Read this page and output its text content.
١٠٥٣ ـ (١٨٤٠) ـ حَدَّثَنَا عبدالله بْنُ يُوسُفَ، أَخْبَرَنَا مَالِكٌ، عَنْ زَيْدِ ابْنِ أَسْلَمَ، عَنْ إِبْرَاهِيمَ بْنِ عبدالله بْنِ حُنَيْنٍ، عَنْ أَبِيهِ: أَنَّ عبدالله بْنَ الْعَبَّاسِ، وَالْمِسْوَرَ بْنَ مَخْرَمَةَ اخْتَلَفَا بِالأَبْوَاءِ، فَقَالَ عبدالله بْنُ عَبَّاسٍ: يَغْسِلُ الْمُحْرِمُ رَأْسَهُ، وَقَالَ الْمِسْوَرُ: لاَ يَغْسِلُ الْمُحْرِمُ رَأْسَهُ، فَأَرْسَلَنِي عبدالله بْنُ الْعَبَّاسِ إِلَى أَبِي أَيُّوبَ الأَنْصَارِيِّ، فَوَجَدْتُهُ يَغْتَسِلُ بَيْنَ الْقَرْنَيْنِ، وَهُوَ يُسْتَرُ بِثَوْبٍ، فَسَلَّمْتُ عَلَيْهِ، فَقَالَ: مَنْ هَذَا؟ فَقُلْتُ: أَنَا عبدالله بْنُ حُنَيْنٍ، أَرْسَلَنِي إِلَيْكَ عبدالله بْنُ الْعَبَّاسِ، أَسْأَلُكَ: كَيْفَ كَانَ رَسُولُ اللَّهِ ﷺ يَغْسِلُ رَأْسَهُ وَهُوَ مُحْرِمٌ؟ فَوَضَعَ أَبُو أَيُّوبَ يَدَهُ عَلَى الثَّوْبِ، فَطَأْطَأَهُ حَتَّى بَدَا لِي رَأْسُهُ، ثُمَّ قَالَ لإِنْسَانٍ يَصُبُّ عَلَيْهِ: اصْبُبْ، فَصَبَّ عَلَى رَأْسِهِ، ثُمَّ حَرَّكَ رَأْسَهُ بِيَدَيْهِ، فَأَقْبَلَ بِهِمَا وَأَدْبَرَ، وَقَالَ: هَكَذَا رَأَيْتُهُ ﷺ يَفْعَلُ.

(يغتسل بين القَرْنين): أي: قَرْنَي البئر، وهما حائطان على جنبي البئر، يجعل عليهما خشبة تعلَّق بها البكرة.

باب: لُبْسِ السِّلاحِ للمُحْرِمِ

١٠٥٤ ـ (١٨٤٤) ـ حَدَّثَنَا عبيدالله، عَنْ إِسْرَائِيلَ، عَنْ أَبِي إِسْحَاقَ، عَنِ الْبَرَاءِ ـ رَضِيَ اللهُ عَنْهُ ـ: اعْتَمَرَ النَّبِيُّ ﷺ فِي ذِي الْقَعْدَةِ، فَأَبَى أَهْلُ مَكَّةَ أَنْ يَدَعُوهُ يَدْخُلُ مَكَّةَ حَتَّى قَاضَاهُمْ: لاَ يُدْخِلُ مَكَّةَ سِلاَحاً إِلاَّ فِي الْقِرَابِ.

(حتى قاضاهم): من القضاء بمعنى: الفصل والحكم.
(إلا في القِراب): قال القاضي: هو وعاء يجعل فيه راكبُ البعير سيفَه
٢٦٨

**Objective**
From the first line to the last, retype the data exactly.

**Correct output**
Read this page and output its text content.
١٠٥٣ ـ (١٨٤٠) ـ حَدَّثَنَا عبدالله بْنُ يُوسُفَ، أَخْبَرَنَا مَالِكٌ، عَنْ زَيْدِ ابْنِ أَسْلَمَ، عَنْ إِبْرَاهِيمَ بْنِ عبدالله بْنِ حُنَيْنٍ، عَنْ أَبِيهِ: أَنَّ عبدالله بْنَ الْعَبَّاسِ، وَالْمِسْوَرَ بْنَ مَخْرَمَةَ اخْتَلَفَا بِالأَبْوَاءِ، فَقَالَ عبدالله بْنُ عَبَّاسٍ: يَغْسِلُ الْمُحْرِمُ رَأْسَهُ، وَقَالَ الْمِسْوَرُ: لاَ يَغْسِلُ الْمُحْرِمُ رَأْسَهُ، فَأَرْسَلَنِي عبدالله بْنُ الْعَبَّاسِ إِلَى أَبِي أَيُّوبَ الأَنْصَارِيِّ، فَوَجَدْتُهُ يَغْتَسِلُ بَيْنَ الْقَرْنَيْنِ، وَهُوَ يُسْتَرُ بِثَوْبٍ، فَسَلَّمْتُ عَلَيْهِ، فَقَالَ: مَنْ هَذَا؟ فَقُلْتُ: أَنَا عبدالله بْنُ حُنَيْنٍ، أَرْسَلَنِي إِلَيْكَ عبدالله بْنُ الْعَبَّاسِ، أَسْأَلُكَ: كَيْفَ كَانَ رَسُولُ اللَّهِ ﷺ يَغْسِلُ رَأْسَهُ وَهُوَ مُحْرِمٌ؟ فَوَضَعَ أَبُو أَيُّوبَ يَدَهُ عَلَى الثَّوْبِ، فَطَأْطَأَهُ حَتَّى بَدَا لِي رَأْسُهُ، ثُمَّ قَالَ لإِنْسَانٍ يَصُبُّ عَلَيْهِ: اصْبُبْ، فَصَبَّ عَلَى رَأْسِهِ، ثُمَّ حَرَّكَ رَأْسَهُ بِيَدَيْهِ، فَأَقْبَلَ بِهِمَا وَأَدْبَرَ، وَقَالَ: هَكَذَا رَأَيْتُهُ ﷺ يَفْعَلُ.

(يغتسل بين القَرْنين): أي: قَرْنَي البئر، وهما حائطان على جنبي البئر، يجعل عليهما خشبة تعلَّق بها البكرة.

باب: لُبْسِ السِّلاحِ للمُحْرِمِ

١٠٥٤ ـ (١٨٤٤) ـ حَدَّثَنَا عبيدالله، عَنْ إِسْرَائِيلَ، عَنْ أَبِي إِسْحَاقَ، عَنِ الْبَرَاءِ ـ رَضِيَ اللهُ عَنْهُ ـ: اعْتَمَرَ النَّبِيُّ ﷺ فِي ذِي الْقَعْدَةِ، فَأَبَى أَهْلُ مَكَّةَ أَنْ يَدَعُوهُ يَدْخُلُ مَكَّةَ حَتَّى قَاضَاهُمْ: لاَ يُدْخِلُ مَكَّةَ سِلاَحاً إِلاَّ فِي الْقِرَابِ.

(حتى قاضاهم): من القضاء بمعنى: الفصل والحكم.
(إلا في القِراب): قال القاضي: هو وعاء يجعل فيه راكبُ البعير سيفَه
٢٦٨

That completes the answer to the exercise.